> Work to be completed
For each line below that includes the string "divider", show the whole line.

> Task input
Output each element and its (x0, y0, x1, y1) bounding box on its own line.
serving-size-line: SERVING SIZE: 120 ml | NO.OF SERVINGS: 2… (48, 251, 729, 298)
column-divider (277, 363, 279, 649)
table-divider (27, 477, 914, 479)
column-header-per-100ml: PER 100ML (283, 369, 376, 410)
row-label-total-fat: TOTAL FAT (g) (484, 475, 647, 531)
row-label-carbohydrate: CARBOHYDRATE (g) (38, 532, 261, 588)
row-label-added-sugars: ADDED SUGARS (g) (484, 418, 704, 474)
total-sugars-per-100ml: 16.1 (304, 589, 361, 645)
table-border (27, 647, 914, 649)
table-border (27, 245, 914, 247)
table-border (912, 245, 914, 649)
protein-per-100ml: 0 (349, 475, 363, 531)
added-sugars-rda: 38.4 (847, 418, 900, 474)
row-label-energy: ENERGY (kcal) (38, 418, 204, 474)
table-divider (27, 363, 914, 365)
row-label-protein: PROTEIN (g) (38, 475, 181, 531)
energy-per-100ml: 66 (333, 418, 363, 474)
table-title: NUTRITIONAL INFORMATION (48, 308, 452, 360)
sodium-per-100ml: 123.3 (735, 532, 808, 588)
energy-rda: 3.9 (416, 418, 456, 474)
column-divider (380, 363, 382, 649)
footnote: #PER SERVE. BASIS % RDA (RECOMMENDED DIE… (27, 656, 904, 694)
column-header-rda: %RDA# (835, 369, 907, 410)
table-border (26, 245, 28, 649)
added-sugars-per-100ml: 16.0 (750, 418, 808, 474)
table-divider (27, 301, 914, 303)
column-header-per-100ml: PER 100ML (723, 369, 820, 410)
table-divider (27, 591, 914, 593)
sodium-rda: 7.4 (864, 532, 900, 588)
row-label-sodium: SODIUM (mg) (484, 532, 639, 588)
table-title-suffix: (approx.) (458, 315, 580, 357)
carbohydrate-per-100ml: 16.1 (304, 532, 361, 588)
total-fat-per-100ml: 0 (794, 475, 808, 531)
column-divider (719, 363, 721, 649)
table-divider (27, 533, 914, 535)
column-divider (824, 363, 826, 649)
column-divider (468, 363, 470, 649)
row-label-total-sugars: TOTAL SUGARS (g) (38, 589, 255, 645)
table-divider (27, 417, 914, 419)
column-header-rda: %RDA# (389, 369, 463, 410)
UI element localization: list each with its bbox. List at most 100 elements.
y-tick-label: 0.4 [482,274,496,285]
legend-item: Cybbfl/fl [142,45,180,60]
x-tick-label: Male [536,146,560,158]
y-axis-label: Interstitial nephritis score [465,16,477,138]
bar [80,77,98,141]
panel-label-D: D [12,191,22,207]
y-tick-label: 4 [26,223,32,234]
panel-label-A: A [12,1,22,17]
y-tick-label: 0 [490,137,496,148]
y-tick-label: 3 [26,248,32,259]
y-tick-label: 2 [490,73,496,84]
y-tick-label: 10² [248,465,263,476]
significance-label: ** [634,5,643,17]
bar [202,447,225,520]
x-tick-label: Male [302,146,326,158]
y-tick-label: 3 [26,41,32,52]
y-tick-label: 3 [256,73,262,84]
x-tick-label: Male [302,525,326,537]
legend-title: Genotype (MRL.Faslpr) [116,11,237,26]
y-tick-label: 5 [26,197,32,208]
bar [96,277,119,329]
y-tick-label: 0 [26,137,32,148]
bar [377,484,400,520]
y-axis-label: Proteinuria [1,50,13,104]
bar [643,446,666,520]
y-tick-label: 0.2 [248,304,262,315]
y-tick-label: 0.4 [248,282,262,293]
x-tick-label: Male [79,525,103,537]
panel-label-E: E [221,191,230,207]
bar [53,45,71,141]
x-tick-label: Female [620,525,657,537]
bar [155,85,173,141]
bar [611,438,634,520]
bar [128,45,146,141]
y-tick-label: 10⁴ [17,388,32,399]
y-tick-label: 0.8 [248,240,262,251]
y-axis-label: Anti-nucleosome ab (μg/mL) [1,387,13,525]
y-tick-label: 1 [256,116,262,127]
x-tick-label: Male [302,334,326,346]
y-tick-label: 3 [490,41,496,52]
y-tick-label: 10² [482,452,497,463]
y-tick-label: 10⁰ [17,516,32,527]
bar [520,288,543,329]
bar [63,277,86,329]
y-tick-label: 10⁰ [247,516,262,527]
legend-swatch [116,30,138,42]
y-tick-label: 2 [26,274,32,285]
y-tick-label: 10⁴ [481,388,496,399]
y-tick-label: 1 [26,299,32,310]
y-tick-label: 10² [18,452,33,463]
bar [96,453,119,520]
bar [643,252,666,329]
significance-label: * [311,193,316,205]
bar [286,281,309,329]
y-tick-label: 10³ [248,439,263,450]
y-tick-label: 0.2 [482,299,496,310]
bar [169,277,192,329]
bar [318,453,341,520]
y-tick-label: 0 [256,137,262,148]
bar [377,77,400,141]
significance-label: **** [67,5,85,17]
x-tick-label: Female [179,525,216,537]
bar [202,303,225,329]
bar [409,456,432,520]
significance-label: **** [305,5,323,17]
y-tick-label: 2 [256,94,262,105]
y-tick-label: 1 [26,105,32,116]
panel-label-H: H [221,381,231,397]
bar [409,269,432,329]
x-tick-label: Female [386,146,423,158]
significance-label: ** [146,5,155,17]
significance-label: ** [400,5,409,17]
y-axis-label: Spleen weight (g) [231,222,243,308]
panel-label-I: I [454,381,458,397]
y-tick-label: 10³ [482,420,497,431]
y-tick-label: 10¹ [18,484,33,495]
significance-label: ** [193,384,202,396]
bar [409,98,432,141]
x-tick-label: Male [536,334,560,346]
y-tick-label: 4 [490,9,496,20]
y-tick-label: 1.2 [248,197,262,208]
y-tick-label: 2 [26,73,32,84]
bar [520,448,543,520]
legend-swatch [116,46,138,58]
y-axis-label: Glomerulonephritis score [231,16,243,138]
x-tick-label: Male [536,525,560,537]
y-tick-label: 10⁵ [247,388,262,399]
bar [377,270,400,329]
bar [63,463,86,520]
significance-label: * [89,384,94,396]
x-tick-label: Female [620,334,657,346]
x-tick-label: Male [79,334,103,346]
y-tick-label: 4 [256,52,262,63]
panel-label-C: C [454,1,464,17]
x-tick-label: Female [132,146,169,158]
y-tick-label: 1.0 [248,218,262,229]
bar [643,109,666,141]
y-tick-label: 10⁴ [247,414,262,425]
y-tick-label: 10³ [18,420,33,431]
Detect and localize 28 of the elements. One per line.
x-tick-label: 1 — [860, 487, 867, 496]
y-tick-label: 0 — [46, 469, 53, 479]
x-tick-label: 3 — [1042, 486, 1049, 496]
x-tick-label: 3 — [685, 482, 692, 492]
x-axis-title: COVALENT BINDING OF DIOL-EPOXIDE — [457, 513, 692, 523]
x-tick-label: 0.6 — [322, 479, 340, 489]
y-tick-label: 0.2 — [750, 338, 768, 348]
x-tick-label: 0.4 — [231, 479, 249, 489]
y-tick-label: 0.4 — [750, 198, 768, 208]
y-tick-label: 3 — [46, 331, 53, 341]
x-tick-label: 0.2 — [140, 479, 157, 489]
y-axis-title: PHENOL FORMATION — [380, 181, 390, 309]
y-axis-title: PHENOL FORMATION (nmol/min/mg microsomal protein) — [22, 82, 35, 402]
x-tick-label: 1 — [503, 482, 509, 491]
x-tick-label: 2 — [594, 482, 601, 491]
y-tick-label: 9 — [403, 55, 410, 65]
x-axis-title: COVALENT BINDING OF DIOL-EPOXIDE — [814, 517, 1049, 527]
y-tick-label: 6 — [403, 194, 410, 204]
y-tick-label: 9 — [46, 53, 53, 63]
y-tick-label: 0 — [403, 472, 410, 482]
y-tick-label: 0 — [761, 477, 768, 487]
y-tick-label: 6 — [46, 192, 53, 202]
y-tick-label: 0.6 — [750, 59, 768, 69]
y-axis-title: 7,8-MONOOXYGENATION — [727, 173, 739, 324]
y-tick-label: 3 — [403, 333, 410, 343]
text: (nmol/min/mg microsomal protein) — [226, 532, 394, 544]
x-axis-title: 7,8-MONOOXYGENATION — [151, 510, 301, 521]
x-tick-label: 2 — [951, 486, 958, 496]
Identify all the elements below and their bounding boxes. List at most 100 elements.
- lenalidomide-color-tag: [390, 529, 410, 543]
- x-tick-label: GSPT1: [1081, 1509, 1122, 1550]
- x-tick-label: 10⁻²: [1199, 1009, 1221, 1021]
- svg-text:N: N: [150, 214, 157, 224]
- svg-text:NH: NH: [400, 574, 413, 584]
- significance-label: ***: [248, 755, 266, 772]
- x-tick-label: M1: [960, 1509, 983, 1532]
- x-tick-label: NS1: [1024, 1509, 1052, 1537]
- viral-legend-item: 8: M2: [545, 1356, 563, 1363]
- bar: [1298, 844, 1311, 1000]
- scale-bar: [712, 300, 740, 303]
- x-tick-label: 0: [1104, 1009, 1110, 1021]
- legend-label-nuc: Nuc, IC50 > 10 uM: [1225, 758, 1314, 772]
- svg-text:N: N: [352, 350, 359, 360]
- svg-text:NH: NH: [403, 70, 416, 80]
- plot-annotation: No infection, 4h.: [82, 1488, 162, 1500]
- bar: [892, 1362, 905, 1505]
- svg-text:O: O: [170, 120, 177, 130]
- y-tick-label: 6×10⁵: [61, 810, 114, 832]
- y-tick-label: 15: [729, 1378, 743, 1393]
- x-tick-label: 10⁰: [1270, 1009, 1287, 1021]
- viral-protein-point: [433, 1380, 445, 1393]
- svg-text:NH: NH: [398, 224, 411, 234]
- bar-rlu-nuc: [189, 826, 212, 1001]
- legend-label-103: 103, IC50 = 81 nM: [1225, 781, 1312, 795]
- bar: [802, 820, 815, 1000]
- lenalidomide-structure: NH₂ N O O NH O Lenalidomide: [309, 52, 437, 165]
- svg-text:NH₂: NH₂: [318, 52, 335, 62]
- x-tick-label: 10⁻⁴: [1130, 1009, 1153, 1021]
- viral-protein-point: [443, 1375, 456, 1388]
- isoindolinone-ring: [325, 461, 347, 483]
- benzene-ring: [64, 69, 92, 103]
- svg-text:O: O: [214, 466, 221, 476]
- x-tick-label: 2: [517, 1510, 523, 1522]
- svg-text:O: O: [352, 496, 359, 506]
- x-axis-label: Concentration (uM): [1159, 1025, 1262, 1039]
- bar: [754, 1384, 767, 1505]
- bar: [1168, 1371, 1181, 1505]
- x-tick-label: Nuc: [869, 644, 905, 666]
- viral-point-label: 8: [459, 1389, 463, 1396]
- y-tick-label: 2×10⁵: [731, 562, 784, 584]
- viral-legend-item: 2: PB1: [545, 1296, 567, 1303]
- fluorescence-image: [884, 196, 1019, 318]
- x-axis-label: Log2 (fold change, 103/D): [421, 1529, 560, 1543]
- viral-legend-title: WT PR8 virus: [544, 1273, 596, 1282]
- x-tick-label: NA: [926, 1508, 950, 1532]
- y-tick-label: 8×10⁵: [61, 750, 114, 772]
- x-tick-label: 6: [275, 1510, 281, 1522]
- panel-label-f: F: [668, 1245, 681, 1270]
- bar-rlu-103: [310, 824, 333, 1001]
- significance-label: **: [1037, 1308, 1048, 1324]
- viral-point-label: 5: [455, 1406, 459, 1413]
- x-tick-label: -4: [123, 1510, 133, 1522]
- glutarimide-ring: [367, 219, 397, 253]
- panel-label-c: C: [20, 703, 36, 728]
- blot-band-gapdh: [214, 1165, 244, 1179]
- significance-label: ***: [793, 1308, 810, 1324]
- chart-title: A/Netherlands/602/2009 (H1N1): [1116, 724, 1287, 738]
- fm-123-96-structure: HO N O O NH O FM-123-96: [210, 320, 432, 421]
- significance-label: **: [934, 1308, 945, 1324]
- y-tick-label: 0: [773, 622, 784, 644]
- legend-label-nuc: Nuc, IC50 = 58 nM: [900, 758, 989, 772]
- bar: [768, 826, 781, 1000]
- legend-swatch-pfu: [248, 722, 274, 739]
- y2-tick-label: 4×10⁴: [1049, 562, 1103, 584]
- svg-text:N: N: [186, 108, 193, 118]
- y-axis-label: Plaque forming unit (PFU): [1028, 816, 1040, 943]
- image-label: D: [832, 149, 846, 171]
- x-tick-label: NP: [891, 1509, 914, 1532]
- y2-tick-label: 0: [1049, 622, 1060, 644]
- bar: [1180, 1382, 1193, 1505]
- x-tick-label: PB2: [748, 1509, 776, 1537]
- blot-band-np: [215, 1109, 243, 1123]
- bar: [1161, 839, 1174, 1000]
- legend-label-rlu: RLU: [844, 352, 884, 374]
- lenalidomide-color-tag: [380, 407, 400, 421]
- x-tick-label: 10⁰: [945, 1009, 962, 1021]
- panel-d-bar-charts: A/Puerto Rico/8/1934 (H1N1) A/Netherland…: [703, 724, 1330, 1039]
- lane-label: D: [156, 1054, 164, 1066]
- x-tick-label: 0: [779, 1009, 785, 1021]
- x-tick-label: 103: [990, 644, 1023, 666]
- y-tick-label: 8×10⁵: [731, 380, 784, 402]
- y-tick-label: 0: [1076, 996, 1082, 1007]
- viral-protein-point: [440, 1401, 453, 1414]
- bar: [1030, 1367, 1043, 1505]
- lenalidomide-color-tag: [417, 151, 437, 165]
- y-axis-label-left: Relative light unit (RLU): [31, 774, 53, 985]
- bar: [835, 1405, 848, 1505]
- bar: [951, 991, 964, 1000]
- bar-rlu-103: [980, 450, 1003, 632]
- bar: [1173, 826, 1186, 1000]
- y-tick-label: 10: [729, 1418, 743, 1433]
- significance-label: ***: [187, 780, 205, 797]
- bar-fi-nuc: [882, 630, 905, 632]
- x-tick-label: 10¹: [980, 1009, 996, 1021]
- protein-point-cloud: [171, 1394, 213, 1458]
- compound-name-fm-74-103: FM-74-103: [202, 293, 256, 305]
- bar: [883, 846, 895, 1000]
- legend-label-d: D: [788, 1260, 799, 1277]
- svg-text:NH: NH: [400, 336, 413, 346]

> Task answer
column-divider (277, 363, 279, 649)
table-divider (27, 477, 914, 479)
table-divider (27, 363, 914, 365)
column-divider (380, 363, 382, 649)
table-divider (27, 301, 914, 303)
table-divider (27, 591, 914, 593)
column-divider (719, 363, 721, 649)
table-divider (27, 533, 914, 535)
column-divider (824, 363, 826, 649)
column-divider (468, 363, 470, 649)
table-divider (27, 417, 914, 419)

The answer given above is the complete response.